• **Records excerpted from a collection**
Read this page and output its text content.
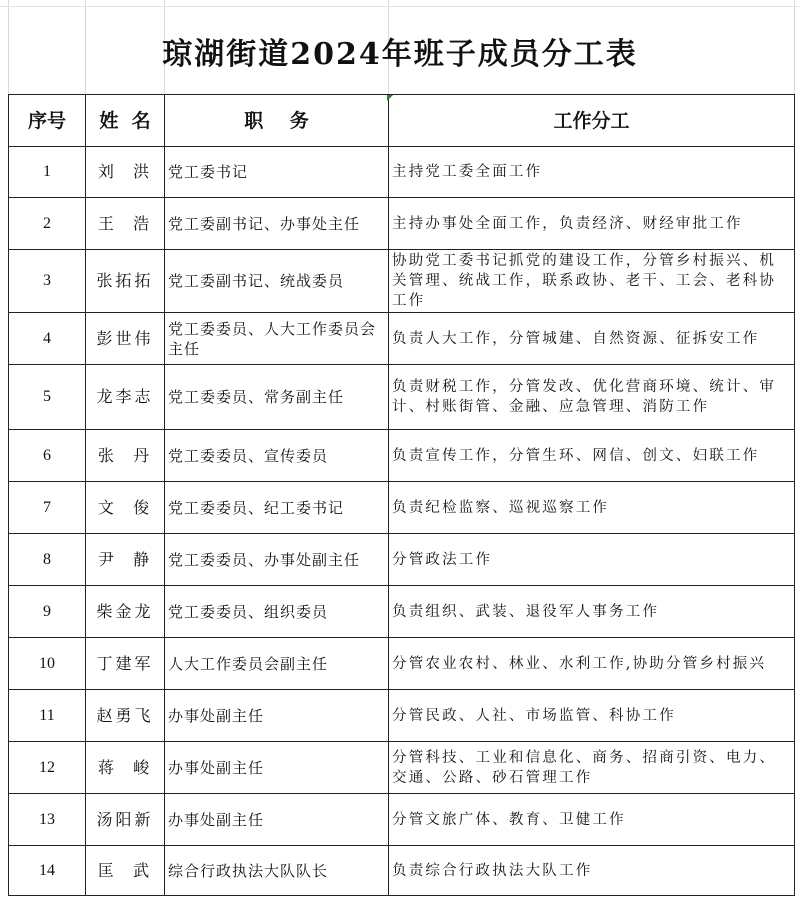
琼湖街道2024年班子成员分工表
序号	姓  名	职    务	工作分工
1	刘  洪	党工委书记	主持党工委全面工作
2	王  浩	党工委副书记、办事处主任	主持办事处全面工作，负责经济、财经审批工作
3	张拓拓	党工委副书记、统战委员	协助党工委书记抓党的建设工作，分管乡村振兴、机关管理、统战工作，联系政协、老干、工会、老科协工作
4	彭世伟	党工委委员、人大工作委员会主任	负责人大工作，分管城建、自然资源、征拆安工作
5	龙李志	党工委委员、常务副主任	负责财税工作，分管发改、优化营商环境、统计、审计、村账街管、金融、应急管理、消防工作
6	张  丹	党工委委员、宣传委员	负责宣传工作，分管生环、网信、创文、妇联工作
7	文  俊	党工委委员、纪工委书记	负责纪检监察、巡视巡察工作
8	尹  静	党工委委员、办事处副主任	分管政法工作
9	柴金龙	党工委委员、组织委员	负责组织、武装、退役军人事务工作
10	丁建军	人大工作委员会副主任	分管农业农村、林业、水利工作,协助分管乡村振兴
11	赵勇飞	办事处副主任	分管民政、人社、市场监管、科协工作
12	蒋  峻	办事处副主任	分管科技、工业和信息化、商务、招商引资、电力、交通、公路、砂石管理工作
13	汤阳新	办事处副主任	分管文旅广体、教育、卫健工作
14	匡  武	综合行政执法大队队长	负责综合行政执法大队工作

• **Exercise requirements**
Transcribe each entry above exactly, apart from the pictures.

• **Completed exercise**
Read this page and output its text content.
琼湖街道2024年班子成员分工表
序号	姓  名	职    务	工作分工
1	刘  洪	党工委书记	主持党工委全面工作
2	王  浩	党工委副书记、办事处主任	主持办事处全面工作，负责经济、财经审批工作
3	张拓拓	党工委副书记、统战委员	协助党工委书记抓党的建设工作，分管乡村振兴、机关管理、统战工作，联系政协、老干、工会、老科协工作
4	彭世伟	党工委委员、人大工作委员会主任	负责人大工作，分管城建、自然资源、征拆安工作
5	龙李志	党工委委员、常务副主任	负责财税工作，分管发改、优化营商环境、统计、审计、村账街管、金融、应急管理、消防工作
6	张  丹	党工委委员、宣传委员	负责宣传工作，分管生环、网信、创文、妇联工作
7	文  俊	党工委委员、纪工委书记	负责纪检监察、巡视巡察工作
8	尹  静	党工委委员、办事处副主任	分管政法工作
9	柴金龙	党工委委员、组织委员	负责组织、武装、退役军人事务工作
10	丁建军	人大工作委员会副主任	分管农业农村、林业、水利工作,协助分管乡村振兴
11	赵勇飞	办事处副主任	分管民政、人社、市场监管、科协工作
12	蒋  峻	办事处副主任	分管科技、工业和信息化、商务、招商引资、电力、交通、公路、砂石管理工作
13	汤阳新	办事处副主任	分管文旅广体、教育、卫健工作
14	匡  武	综合行政执法大队队长	负责综合行政执法大队工作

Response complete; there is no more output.